--- begin ---
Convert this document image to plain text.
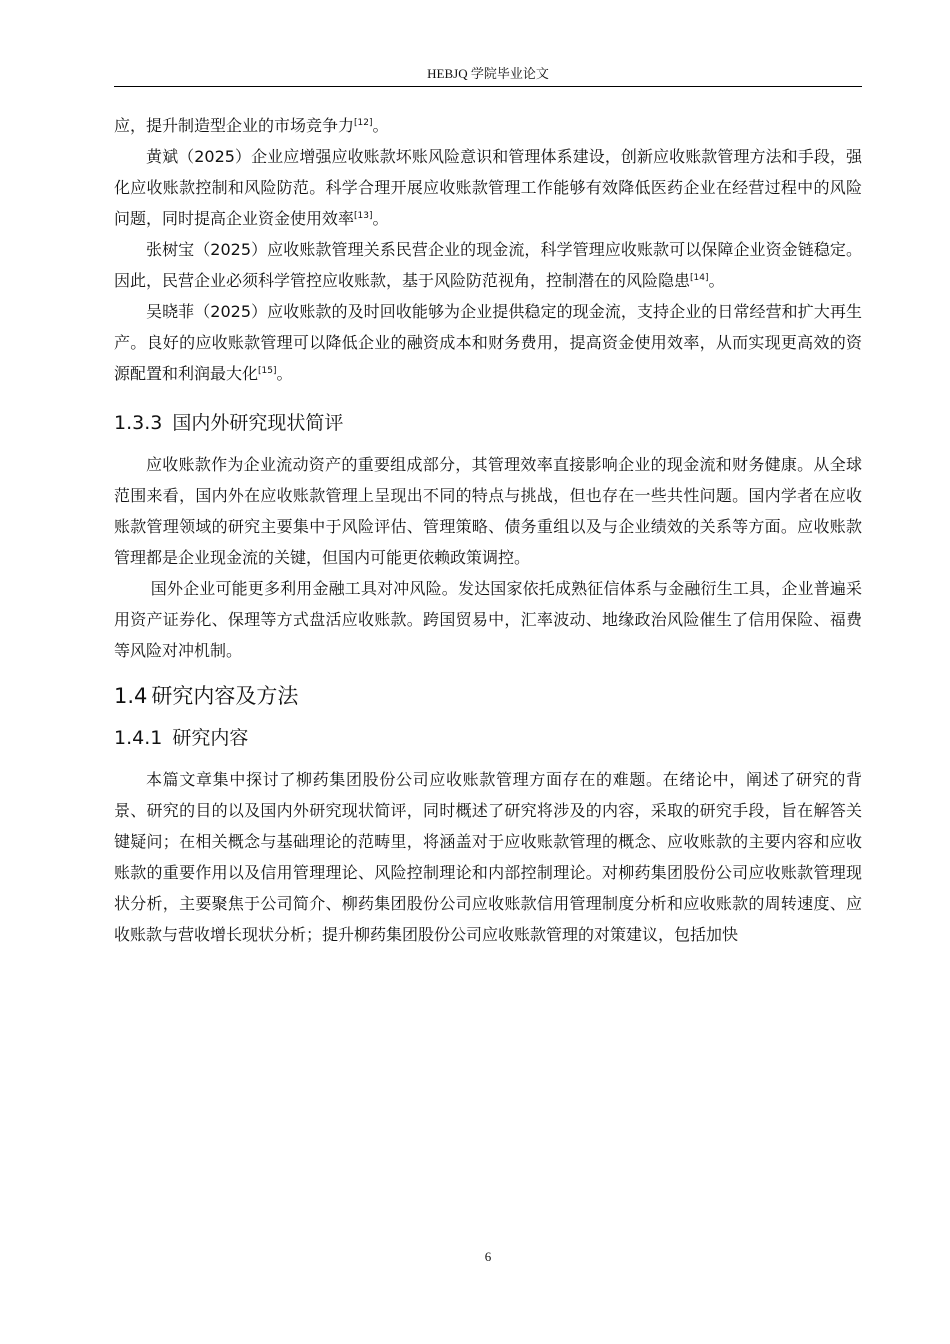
HEBJQ 学院毕业论文

应，提升制造型企业的市场竞争力[12]。

黄斌（2025）企业应增强应收账款坏账风险意识和管理体系建设，创新应收账款管理方法和手段，强化应收账款控制和风险防范。科学合理开展应收账款管理工作能够有效降低医药企业在经营过程中的风险问题，同时提高企业资金使用效率[13]。

张树宝（2025）应收账款管理关系民营企业的现金流，科学管理应收账款可以保障企业资金链稳定。因此，民营企业必须科学管控应收账款，基于风险防范视角，控制潜在的风险隐患[14]。

吴晓菲（2025）应收账款的及时回收能够为企业提供稳定的现金流，支持企业的日常经营和扩大再生产。良好的应收账款管理可以降低企业的融资成本和财务费用，提高资金使用效率，从而实现更高效的资源配置和利润最大化[15]。

1.3.3 国内外研究现状简评

应收账款作为企业流动资产的重要组成部分，其管理效率直接影响企业的现金流和财务健康。从全球范围来看，国内外在应收账款管理上呈现出不同的特点与挑战，但也存在一些共性问题。国内学者在应收账款管理领域的研究主要集中于风险评估、管理策略、债务重组以及与企业绩效的关系等方面。应收账款管理都是企业现金流的关键，但国内可能更依赖政策调控。

国外企业可能更多利用金融工具对冲风险。发达国家依托成熟征信体系与金融衍生工具，企业普遍采用资产证券化、保理等方式盘活应收账款。跨国贸易中，汇率波动、地缘政治风险催生了信用保险、福费等风险对冲机制。

1.4 研究内容及方法
1.4.1 研究内容

本篇文章集中探讨了柳药集团股份公司应收账款管理方面存在的难题。在绪论中，阐述了研究的背景、研究的目的以及国内外研究现状简评，同时概述了研究将涉及的内容，采取的研究手段，旨在解答关键疑问；在相关概念与基础理论的范畴里，将涵盖对于应收账款管理的概念、应收账款的主要内容和应收账款的重要作用以及信用管理理论、风险控制理论和内部控制理论。对柳药集团股份公司应收账款管理现状分析，主要聚焦于公司简介、柳药集团股份公司应收账款信用管理制度分析和应收账款的周转速度、应收账款与营收增长现状分析；提升柳药集团股份公司应收账款管理的对策建议，包括加快

6
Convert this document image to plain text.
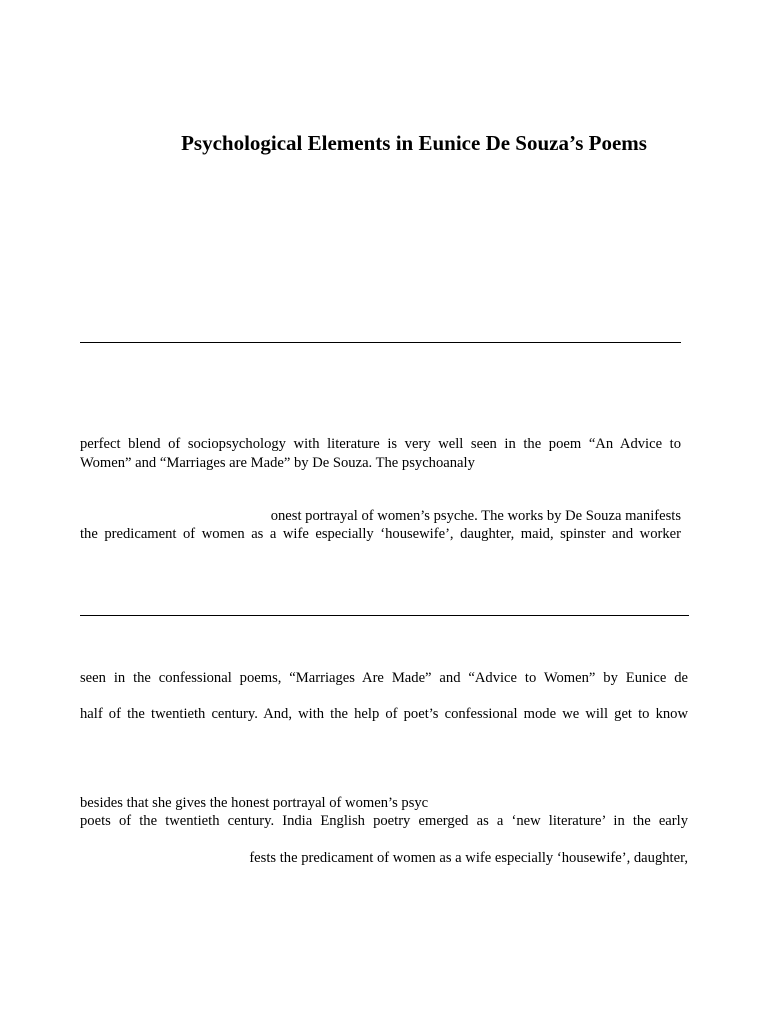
Psychological Elements in Eunice De Souza’s Poems
perfect blend of sociopsychology with literature is very well seen in the poem “An Advice to
Women” and “Marriages are Made” by De Souza. The psychoanaly
onest portrayal of women’s psyche. The works by De Souza manifests
the predicament of women as a wife especially ‘housewife’, daughter, maid, spinster and worker
seen in the confessional poems, “Marriages Are Made” and “Advice to Women” by Eunice de
half of the twentieth century. And, with the help of poet’s confessional mode we will get to know
besides that she gives the honest portrayal of women’s psyc
poets of the twentieth century. India English poetry emerged as a ‘new literature’ in the early
fests the predicament of women as a wife especially ‘housewife’, daughter,
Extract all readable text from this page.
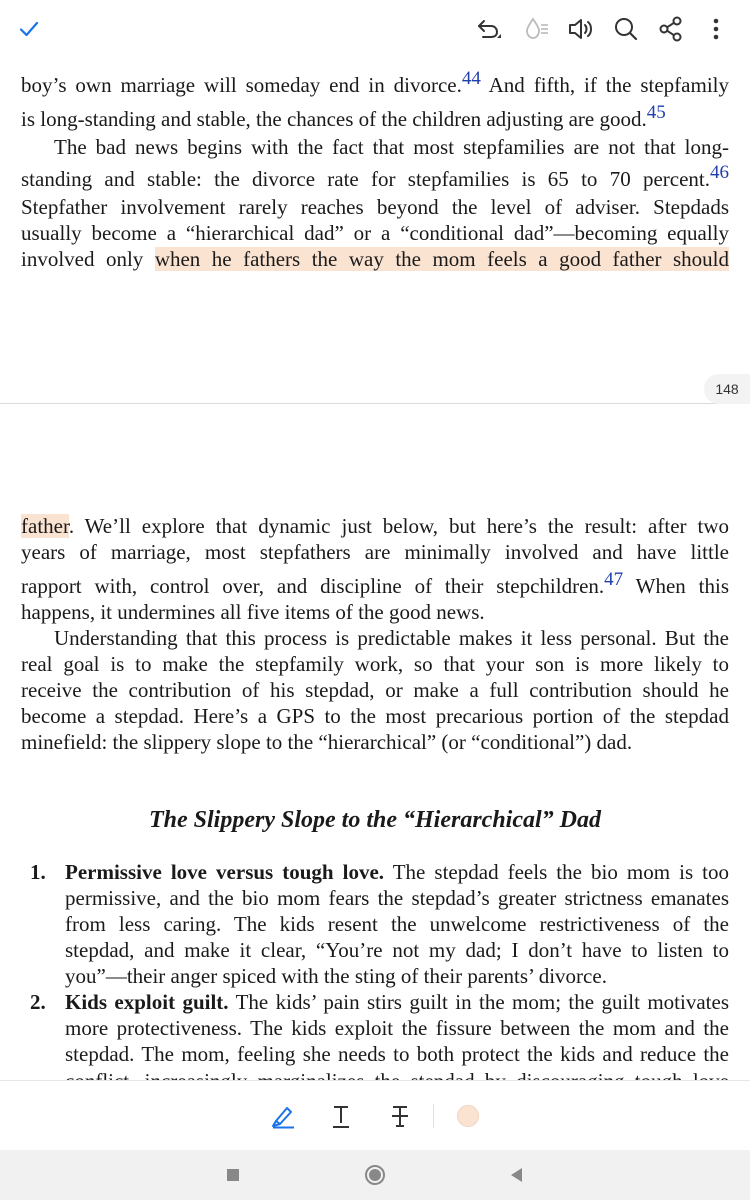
boy’s own marriage will someday end in divorce.$^{44}$ And fifth, if the stepfamily
is long-standing and stable, the chances of the children adjusting are good.$^{45}$
The bad news begins with the fact that most stepfamilies are not that long-
standing and stable: the divorce rate for stepfamilies is 65 to 70 percent.$^{46}$
Stepfather involvement rarely reaches beyond the level of adviser. Stepdads
usually become a “hierarchical dad” or a “conditional dad”—becoming equally
involved only when he fathers the way the mom feels a good father should
148
father. We’ll explore that dynamic just below, but here’s the result: after two
years of marriage, most stepfathers are minimally involved and have little
rapport with, control over, and discipline of their stepchildren.$^{47}$ When this
happens, it undermines all five items of the good news.
Understanding that this process is predictable makes it less personal. But the
real goal is to make the stepfamily work, so that your son is more likely to
receive the contribution of his stepdad, or make a full contribution should he
become a stepdad. Here’s a GPS to the most precarious portion of the stepdad
minefield: the slippery slope to the “hierarchical” (or “conditional”) dad.
The Slippery Slope to the “Hierarchical” Dad
1. Permissive love versus tough love. The stepdad feels the bio mom is too
permissive, and the bio mom fears the stepdad’s greater strictness emanates
from less caring. The kids resent the unwelcome restrictiveness of the
stepdad, and make it clear, “You’re not my dad; I don’t have to listen to
you”—their anger spiced with the sting of their parents’ divorce.
2. Kids exploit guilt. The kids’ pain stirs guilt in the mom; the guilt motivates
more protectiveness. The kids exploit the fissure between the mom and the
stepdad. The mom, feeling she needs to both protect the kids and reduce the
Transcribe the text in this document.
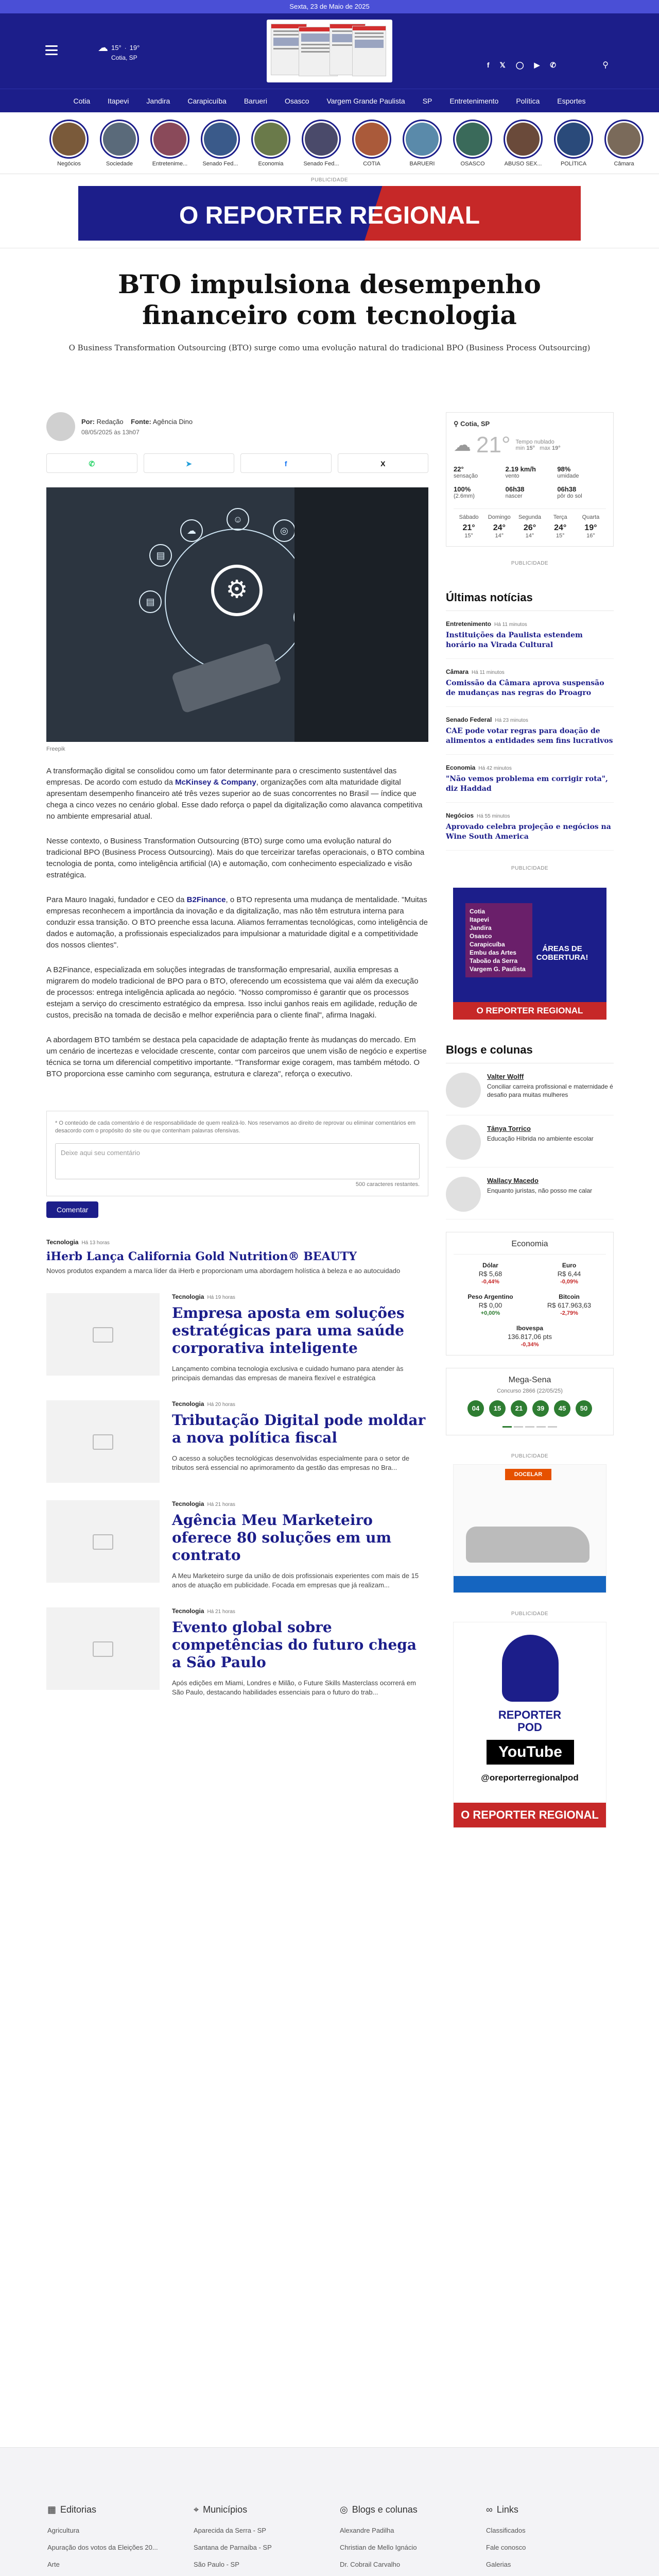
Sexta, 23 de Maio de 2025
☁ 15° · 19°
Cotia, SP
f 𝕏 ◯ ▶ ✆	⚲
Cotia Itapevi Jandira Carapicuíba Barueri Osasco Vargem Grande Paulista SP Entretenimento Política Esportes
Negócios	Sociedade	Entretenime...	Senado Fed...	Economia	Senado Fed...	COTIA	BARUERI	OSASCO	ABUSO SEX...	POLÍTICA	Câmara
PUBLICIDADE
O REPORTER REGIONAL
BTO impulsiona desempenho financeiro com tecnologia

O Business Transformation Outsourcing (BTO) surge como uma evolução natural do tradicional BPO (Business Process Outsourcing)

Por: Redação Fonte: Agência Dino
08/05/2025 às 13h07
✆	➤	f	X
▤
☁
☺
◎
▤	⚙
Freepik

A transformação digital se consolidou como um fator determinante para o crescimento sustentável das empresas. De acordo com estudo da McKinsey & Company, organizações com alta maturidade digital apresentam desempenho financeiro até três vezes superior ao de suas concorrentes no Brasil — índice que chega a cinco vezes no cenário global. Esse dado reforça o papel da digitalização como alavanca competitiva no ambiente empresarial atual.

Nesse contexto, o Business Transformation Outsourcing (BTO) surge como uma evolução natural do tradicional BPO (Business Process Outsourcing). Mais do que terceirizar tarefas operacionais, o BTO combina tecnologia de ponta, como inteligência artificial (IA) e automação, com conhecimento especializado e visão estratégica.

Para Mauro Inagaki, fundador e CEO da B2Finance, o BTO representa uma mudança de mentalidade. "Muitas empresas reconhecem a importância da inovação e da digitalização, mas não têm estrutura interna para conduzir essa transição. O BTO preenche essa lacuna. Aliamos ferramentas tecnológicas, como inteligência de dados e automação, a profissionais especializados para impulsionar a maturidade digital e a competitividade dos nossos clientes".

A B2Finance, especializada em soluções integradas de transformação empresarial, auxilia empresas a migrarem do modelo tradicional de BPO para o BTO, oferecendo um ecossistema que vai além da execução de processos: entrega inteligência aplicada ao negócio. "Nosso compromisso é garantir que os processos estejam a serviço do crescimento estratégico da empresa. Isso inclui ganhos reais em agilidade, redução de custos, precisão na tomada de decisão e melhor experiência para o cliente final", afirma Inagaki.

A abordagem BTO também se destaca pela capacidade de adaptação frente às mudanças do mercado. Em um cenário de incertezas e velocidade crescente, contar com parceiros que unem visão de negócio e expertise técnica se torna um diferencial competitivo importante. "Transformar exige coragem, mas também método. O BTO proporciona esse caminho com segurança, estrutura e clareza", reforça o executivo.

* O conteúdo de cada comentário é de responsabilidade de quem realizá-lo. Nos reservamos ao direito de reprovar ou eliminar comentários em desacordo com o propósito do site ou que contenham palavras ofensivas.
Deixe aqui seu comentário
500 caracteres restantes.
Comentar
Tecnologia Há 13 horas
iHerb Lança California Gold Nutrition® BEAUTY

Novos produtos expandem a marca líder da iHerb e proporcionam uma abordagem holística à beleza e ao autocuidado

Tecnologia Há 19 horas
Empresa aposta em soluções estratégicas para uma saúde corporativa inteligente

Lançamento combina tecnologia exclusiva e cuidado humano para atender às principais demandas das empresas de maneira flexível e estratégica

Tecnologia Há 20 horas
Tributação Digital pode moldar a nova política fiscal

O acesso a soluções tecnológicas desenvolvidas especialmente para o setor de tributos será essencial no aprimoramento da gestão das empresas no Bra...

Tecnologia Há 21 horas
Agência Meu Marketeiro oferece 80 soluções em um contrato

A Meu Marketeiro surge da união de dois profissionais experientes com mais de 15 anos de atuação em publicidade. Focada em empresas que já realizam...

Tecnologia Há 21 horas
Evento global sobre competências do futuro chega a São Paulo

Após edições em Miami, Londres e Milão, o Future Skills Masterclass ocorrerá em São Paulo, destacando habilidades essenciais para o futuro do trab...

⚲ Cotia, SP
☁ 21° Tempo nublado
min 15° max 19°
22°
sensação
2.19 km/h
vento
98%
umidade
100%
(2.6mm)
06h38
nascer
06h38
pôr do sol
Sábado
21°
15°
Domingo
24°
14°
Segunda
26°
14°
Terça
24°
15°
Quarta
19°
16°
PUBLICIDADE
Últimas notícias
Entretenimento Há 11 minutos
Instituições da Paulista estendem horário na Virada Cultural
Câmara Há 11 minutos
Comissão da Câmara aprova suspensão de mudanças nas regras do Proagro
Senado Federal Há 23 minutos
CAE pode votar regras para doação de alimentos a entidades sem fins lucrativos
Economia Há 42 minutos
"Não vemos problema em corrigir rota", diz Haddad
Negócios Há 55 minutos
Aprovado celebra projeção e negócios na Wine South America
PUBLICIDADE
Cotia
Itapevi
Jandira
Osasco
Carapicuíba
Embu das Artes
Taboão da Serra
Vargem G. Paulista
ÁREAS DE COBERTURA!
O REPORTER REGIONAL
Blogs e colunas
Valter Wolff
Conciliar carreira profissional e maternidade é desafio para muitas mulheres
Tânya Torrico
Educação Híbrida no ambiente escolar
Wallacy Macedo
Enquanto juristas, não posso me calar
Economia
Dólar
R$ 5,68
-0,44%
Euro
R$ 6,44
-0,09%
Peso Argentino
R$ 0,00
+0,00%
Bitcoin
R$ 617.963,63
-2,79%
Ibovespa
136.817,06 pts
-0,34%
Mega-Sena
Concurso 2866 (22/05/25)
04	15	21	39	45	50
PUBLICIDADE
DOCELAR
PUBLICIDADE
REPORTER
POD
YouTube
@oreporterregionalpod
O REPORTER REGIONAL
▦ Editorias
Agricultura
Apuração dos votos da Eleições 20...
Arte
⌖ Municípios
Aparecida da Serra - SP
Santana de Parnaíba - SP
São Paulo - SP
◎ Blogs e colunas
Alexandre Padilha
Christian de Mello Ignácio
Dr. Cobrail Carvalho
∞ Links
Classificados
Fale conosco
Galerias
--- end ---
Task objective: Copy out each line of the material that holds the word "exploit".

Written reply:
2. Kids exploit guilt. The kids’ pain stirs guilt in the mom; the guilt motivates
more protectiveness. The kids exploit the fissure between the mom and the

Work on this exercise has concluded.